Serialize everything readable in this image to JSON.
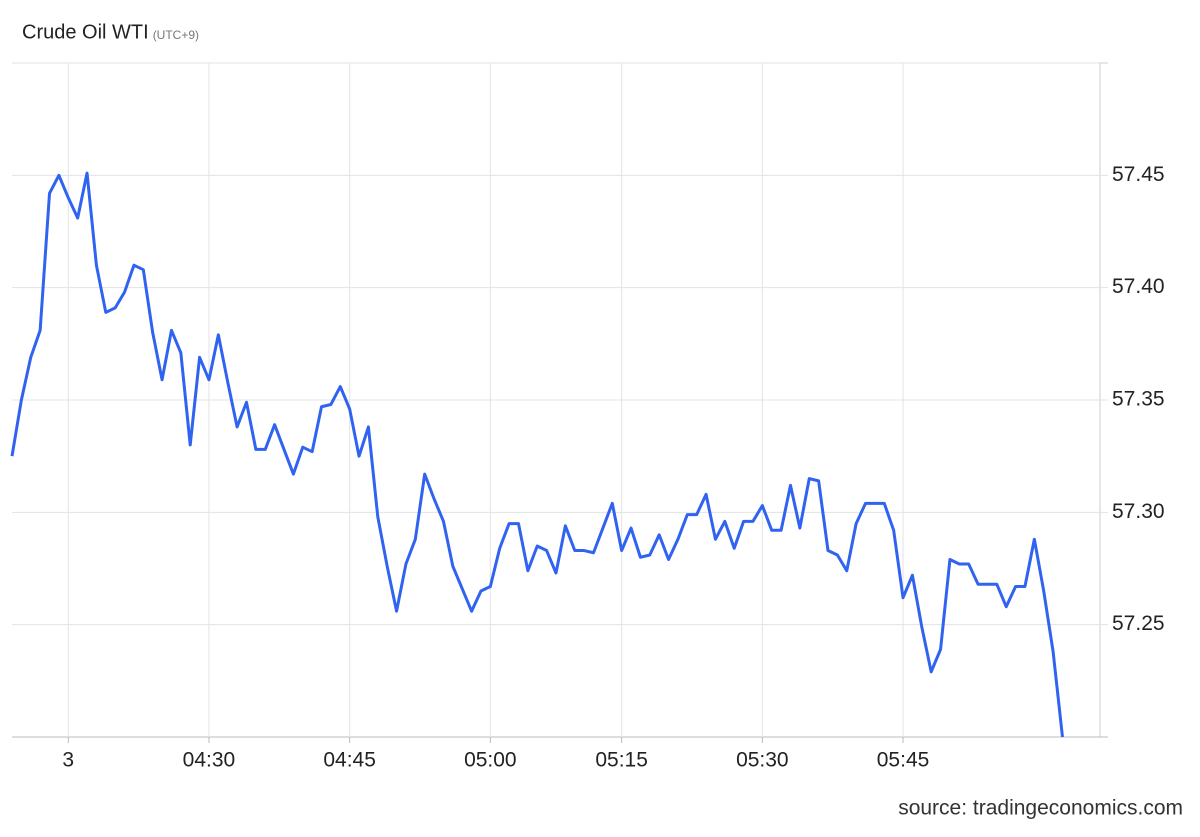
{
  "chart_data": {
    "type": "line",
    "title": "Crude Oil WTI",
    "subtitle": "(UTC+9)",
    "source": "source: tradingeconomics.com",
    "x": [
      9,
      10,
      11,
      12,
      13,
      14,
      15,
      16,
      17,
      18,
      19,
      20,
      21,
      22,
      23,
      24,
      25,
      26,
      27,
      28,
      29,
      30,
      31,
      32,
      33,
      34,
      35,
      36,
      37,
      38,
      39,
      40,
      41,
      42,
      43,
      44,
      45,
      46,
      47,
      48,
      49,
      50,
      51,
      52,
      53,
      54,
      55,
      56,
      57,
      58,
      59,
      60,
      61,
      62,
      63,
      64,
      65,
      66,
      67,
      68,
      69,
      70,
      71,
      72,
      73,
      74,
      75,
      76,
      77,
      78,
      79,
      80,
      81,
      82,
      83,
      84,
      85,
      86,
      87,
      88,
      89,
      90,
      91,
      92,
      93,
      94,
      95,
      96,
      97,
      98,
      99,
      100,
      101,
      102,
      103,
      104,
      105,
      106,
      107,
      108,
      109,
      110,
      111,
      112,
      113,
      114,
      115,
      116,
      117,
      118,
      119,
      120,
      121
    ],
    "series": [
      {
        "name": "Crude Oil WTI",
        "color": "#2f63f0",
        "values": [
          57.325,
          57.35,
          57.369,
          57.381,
          57.442,
          57.45,
          57.44,
          57.431,
          57.451,
          57.41,
          57.389,
          57.391,
          57.398,
          57.41,
          57.408,
          57.38,
          57.359,
          57.381,
          57.371,
          57.33,
          57.369,
          57.359,
          57.379,
          57.358,
          57.338,
          57.349,
          57.328,
          57.328,
          57.339,
          57.328,
          57.317,
          57.329,
          57.327,
          57.347,
          57.348,
          57.356,
          57.346,
          57.325,
          57.338,
          57.298,
          57.276,
          57.256,
          57.277,
          57.288,
          57.317,
          57.306,
          57.296,
          57.276,
          57.266,
          57.256,
          57.265,
          57.267,
          57.284,
          57.295,
          57.295,
          57.274,
          57.285,
          57.283,
          57.273,
          57.294,
          57.283,
          57.283,
          57.282,
          57.293,
          57.304,
          57.283,
          57.293,
          57.28,
          57.281,
          57.29,
          57.279,
          57.288,
          57.299,
          57.299,
          57.308,
          57.288,
          57.296,
          57.284,
          57.296,
          57.296,
          57.303,
          57.292,
          57.292,
          57.312,
          57.293,
          57.315,
          57.314,
          57.283,
          57.281,
          57.274,
          57.295,
          57.304,
          57.304,
          57.304,
          57.292,
          57.262,
          57.272,
          57.249,
          57.229,
          57.239,
          57.279,
          57.277,
          57.277,
          57.268,
          57.268,
          57.268,
          57.258,
          57.267,
          57.267,
          57.288,
          57.265,
          57.238,
          57.2
        ]
      }
    ],
    "xlim": [
      9,
      125
    ],
    "xticks": [
      {
        "value": 15,
        "label": "3"
      },
      {
        "value": 30,
        "label": "04:30"
      },
      {
        "value": 45,
        "label": "04:45"
      },
      {
        "value": 60,
        "label": "05:00"
      },
      {
        "value": 74,
        "label": "05:15"
      },
      {
        "value": 89,
        "label": "05:30"
      },
      {
        "value": 104,
        "label": "05:45"
      }
    ],
    "ylim": [
      57.2,
      57.5
    ],
    "yticks": [
      57.25,
      {
        "value": 57.3,
        "label": "57.30"
      },
      57.35,
      {
        "value": 57.4,
        "label": "57.40"
      },
      57.45
    ],
    "grid": true
  }
}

#### [Instructions for the task]
Print each record exactly as it stands, leaving the images out.

#### [Task answer]
Serialize everything readable in this image to JSON.
{
  "chart_data": {
    "type": "line",
    "title": "Crude Oil WTI",
    "subtitle": "(UTC+9)",
    "source": "source: tradingeconomics.com",
    "x": [
      9,
      10,
      11,
      12,
      13,
      14,
      15,
      16,
      17,
      18,
      19,
      20,
      21,
      22,
      23,
      24,
      25,
      26,
      27,
      28,
      29,
      30,
      31,
      32,
      33,
      34,
      35,
      36,
      37,
      38,
      39,
      40,
      41,
      42,
      43,
      44,
      45,
      46,
      47,
      48,
      49,
      50,
      51,
      52,
      53,
      54,
      55,
      56,
      57,
      58,
      59,
      60,
      61,
      62,
      63,
      64,
      65,
      66,
      67,
      68,
      69,
      70,
      71,
      72,
      73,
      74,
      75,
      76,
      77,
      78,
      79,
      80,
      81,
      82,
      83,
      84,
      85,
      86,
      87,
      88,
      89,
      90,
      91,
      92,
      93,
      94,
      95,
      96,
      97,
      98,
      99,
      100,
      101,
      102,
      103,
      104,
      105,
      106,
      107,
      108,
      109,
      110,
      111,
      112,
      113,
      114,
      115,
      116,
      117,
      118,
      119,
      120,
      121
    ],
    "series": [
      {
        "name": "Crude Oil WTI",
        "color": "#2f63f0",
        "values": [
          57.325,
          57.35,
          57.369,
          57.381,
          57.442,
          57.45,
          57.44,
          57.431,
          57.451,
          57.41,
          57.389,
          57.391,
          57.398,
          57.41,
          57.408,
          57.38,
          57.359,
          57.381,
          57.371,
          57.33,
          57.369,
          57.359,
          57.379,
          57.358,
          57.338,
          57.349,
          57.328,
          57.328,
          57.339,
          57.328,
          57.317,
          57.329,
          57.327,
          57.347,
          57.348,
          57.356,
          57.346,
          57.325,
          57.338,
          57.298,
          57.276,
          57.256,
          57.277,
          57.288,
          57.317,
          57.306,
          57.296,
          57.276,
          57.266,
          57.256,
          57.265,
          57.267,
          57.284,
          57.295,
          57.295,
          57.274,
          57.285,
          57.283,
          57.273,
          57.294,
          57.283,
          57.283,
          57.282,
          57.293,
          57.304,
          57.283,
          57.293,
          57.28,
          57.281,
          57.29,
          57.279,
          57.288,
          57.299,
          57.299,
          57.308,
          57.288,
          57.296,
          57.284,
          57.296,
          57.296,
          57.303,
          57.292,
          57.292,
          57.312,
          57.293,
          57.315,
          57.314,
          57.283,
          57.281,
          57.274,
          57.295,
          57.304,
          57.304,
          57.304,
          57.292,
          57.262,
          57.272,
          57.249,
          57.229,
          57.239,
          57.279,
          57.277,
          57.277,
          57.268,
          57.268,
          57.268,
          57.258,
          57.267,
          57.267,
          57.288,
          57.265,
          57.238,
          57.2
        ]
      }
    ],
    "xlim": [
      9,
      125
    ],
    "xticks": [
      {
        "value": 15,
        "label": "3"
      },
      {
        "value": 30,
        "label": "04:30"
      },
      {
        "value": 45,
        "label": "04:45"
      },
      {
        "value": 60,
        "label": "05:00"
      },
      {
        "value": 74,
        "label": "05:15"
      },
      {
        "value": 89,
        "label": "05:30"
      },
      {
        "value": 104,
        "label": "05:45"
      }
    ],
    "ylim": [
      57.2,
      57.5
    ],
    "yticks": [
      57.25,
      {
        "value": 57.3,
        "label": "57.30"
      },
      57.35,
      {
        "value": 57.4,
        "label": "57.40"
      },
      57.45
    ],
    "grid": true
  }
}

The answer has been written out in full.